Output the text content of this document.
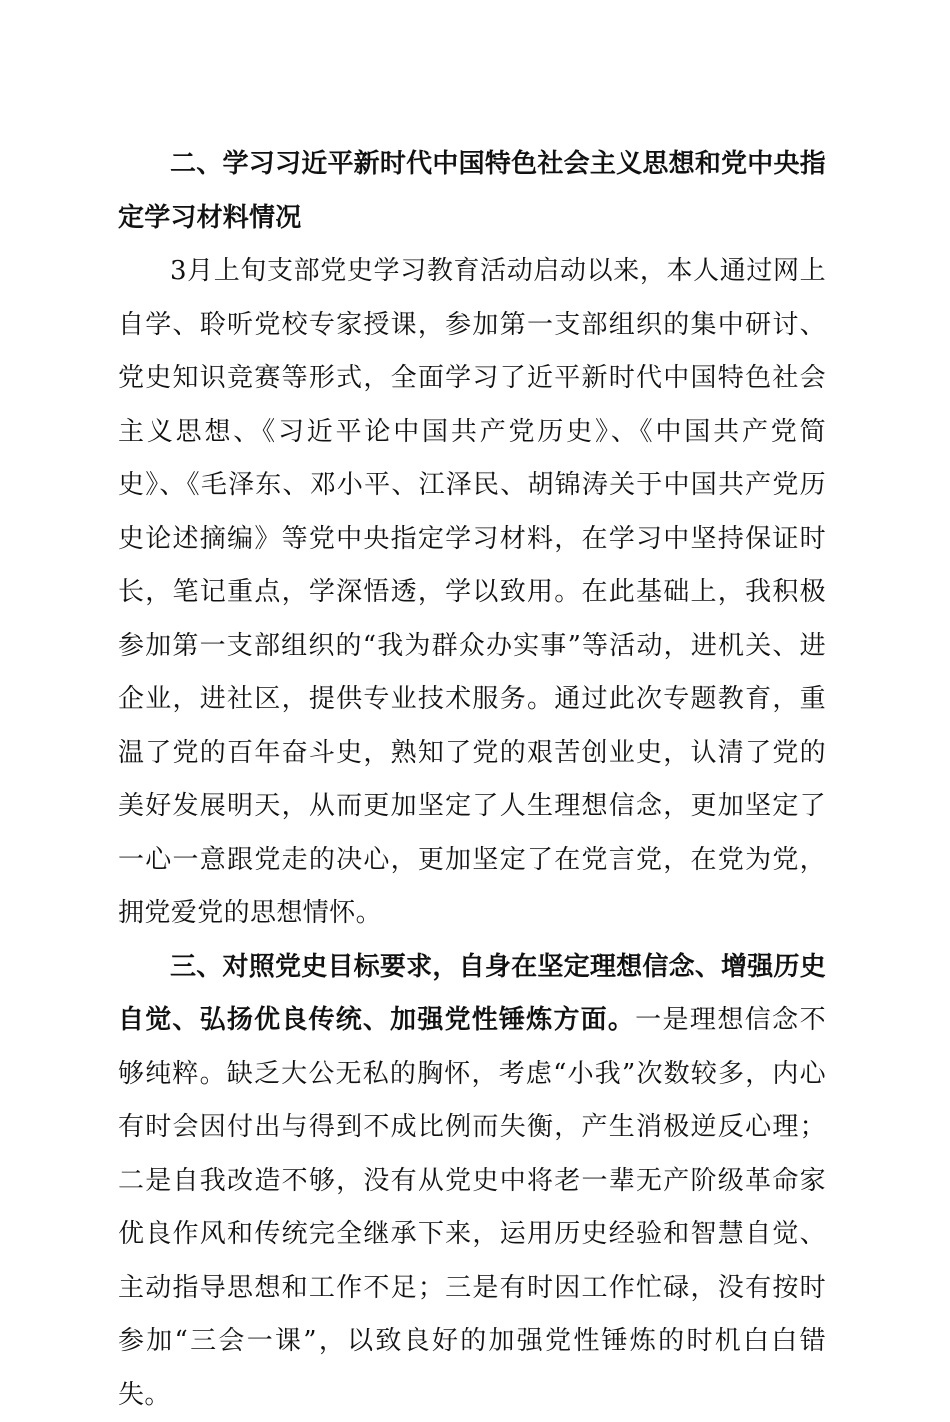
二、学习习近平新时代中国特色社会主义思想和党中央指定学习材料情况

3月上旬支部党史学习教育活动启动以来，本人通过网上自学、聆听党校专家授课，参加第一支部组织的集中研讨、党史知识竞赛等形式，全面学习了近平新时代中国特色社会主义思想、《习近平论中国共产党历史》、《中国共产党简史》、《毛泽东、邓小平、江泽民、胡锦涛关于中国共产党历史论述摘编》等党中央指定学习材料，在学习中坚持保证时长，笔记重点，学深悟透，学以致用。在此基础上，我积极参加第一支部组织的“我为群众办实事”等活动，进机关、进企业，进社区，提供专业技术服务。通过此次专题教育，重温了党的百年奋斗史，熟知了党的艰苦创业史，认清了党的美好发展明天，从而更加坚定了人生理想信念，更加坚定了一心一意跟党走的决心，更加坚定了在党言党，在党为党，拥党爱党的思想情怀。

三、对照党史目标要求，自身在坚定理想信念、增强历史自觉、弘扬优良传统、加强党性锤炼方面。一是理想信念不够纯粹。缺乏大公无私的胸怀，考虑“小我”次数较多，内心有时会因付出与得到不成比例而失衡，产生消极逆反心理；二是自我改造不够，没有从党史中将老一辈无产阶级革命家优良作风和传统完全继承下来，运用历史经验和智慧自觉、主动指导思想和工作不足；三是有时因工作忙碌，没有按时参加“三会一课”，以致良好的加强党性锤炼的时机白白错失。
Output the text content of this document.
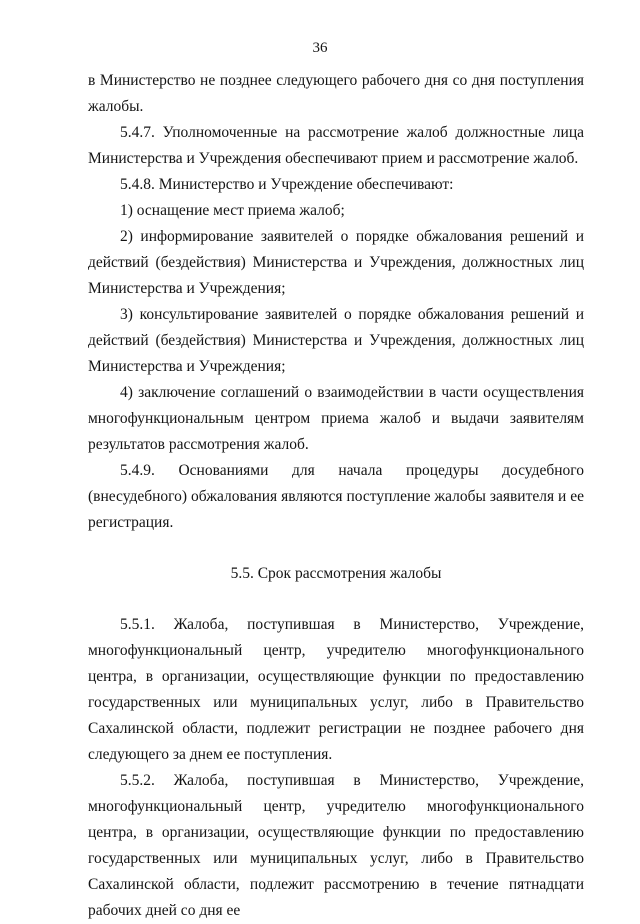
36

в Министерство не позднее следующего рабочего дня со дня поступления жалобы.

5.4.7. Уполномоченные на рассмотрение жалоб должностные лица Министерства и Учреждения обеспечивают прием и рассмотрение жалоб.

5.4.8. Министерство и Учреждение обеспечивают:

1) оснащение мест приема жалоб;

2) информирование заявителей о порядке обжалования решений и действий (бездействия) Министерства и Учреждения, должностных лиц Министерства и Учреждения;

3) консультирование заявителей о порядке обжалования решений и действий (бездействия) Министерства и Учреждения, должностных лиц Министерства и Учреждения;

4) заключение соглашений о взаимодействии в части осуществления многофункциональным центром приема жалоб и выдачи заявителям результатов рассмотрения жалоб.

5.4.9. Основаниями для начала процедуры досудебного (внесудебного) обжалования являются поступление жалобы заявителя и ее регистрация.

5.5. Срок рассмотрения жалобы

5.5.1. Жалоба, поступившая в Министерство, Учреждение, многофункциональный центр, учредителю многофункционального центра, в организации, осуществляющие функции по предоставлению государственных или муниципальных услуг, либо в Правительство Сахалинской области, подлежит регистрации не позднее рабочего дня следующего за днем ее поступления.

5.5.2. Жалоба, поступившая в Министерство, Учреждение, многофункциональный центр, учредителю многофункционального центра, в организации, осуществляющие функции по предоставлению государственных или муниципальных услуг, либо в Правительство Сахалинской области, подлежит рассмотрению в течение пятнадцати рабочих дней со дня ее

****************

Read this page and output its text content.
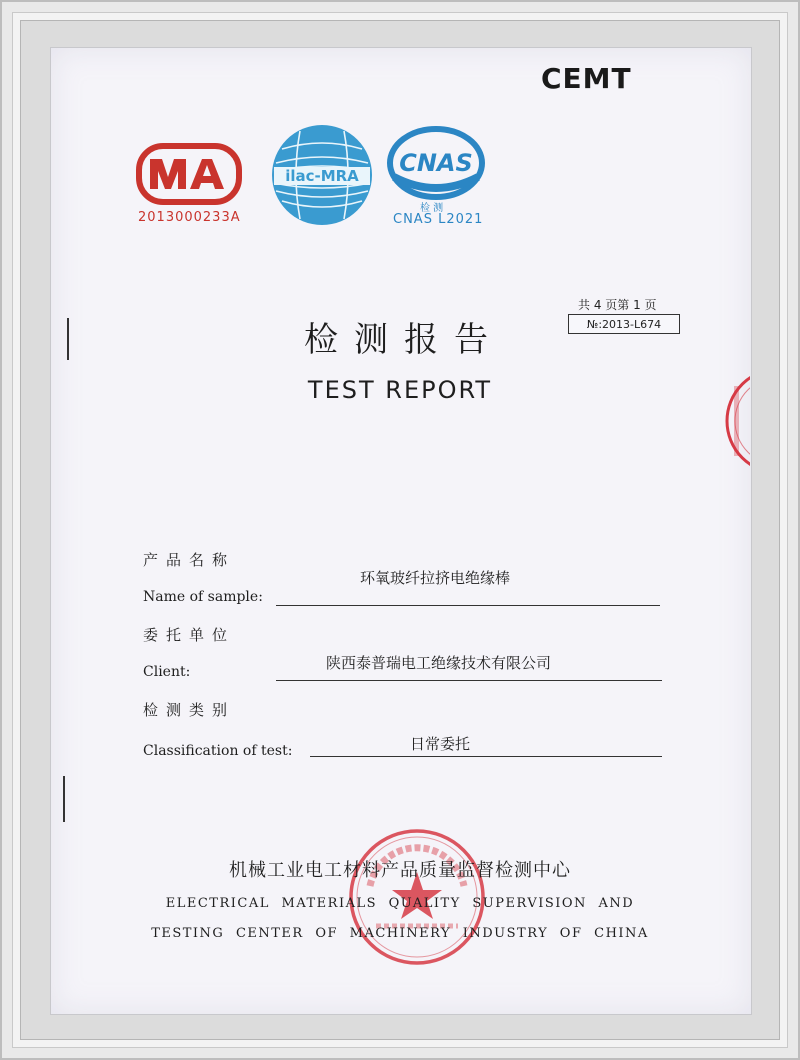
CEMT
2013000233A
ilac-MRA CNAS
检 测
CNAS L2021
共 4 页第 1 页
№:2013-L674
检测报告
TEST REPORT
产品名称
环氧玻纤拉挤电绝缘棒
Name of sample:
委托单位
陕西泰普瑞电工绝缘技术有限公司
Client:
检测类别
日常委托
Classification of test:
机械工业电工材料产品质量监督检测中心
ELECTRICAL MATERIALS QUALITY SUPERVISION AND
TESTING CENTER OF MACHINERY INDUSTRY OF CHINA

****************

§ **EXERCISE REQUIREMENTS**
Copy each line from the data above that includes "обеспечивают".

§ **EXERCISE RESULT**
5.4.7. Уполномоченные на рассмотрение жалоб должностные лица Министерства и Учреждения обеспечивают прием и рассмотрение жалоб.
5.4.8. Министерство и Учреждение обеспечивают:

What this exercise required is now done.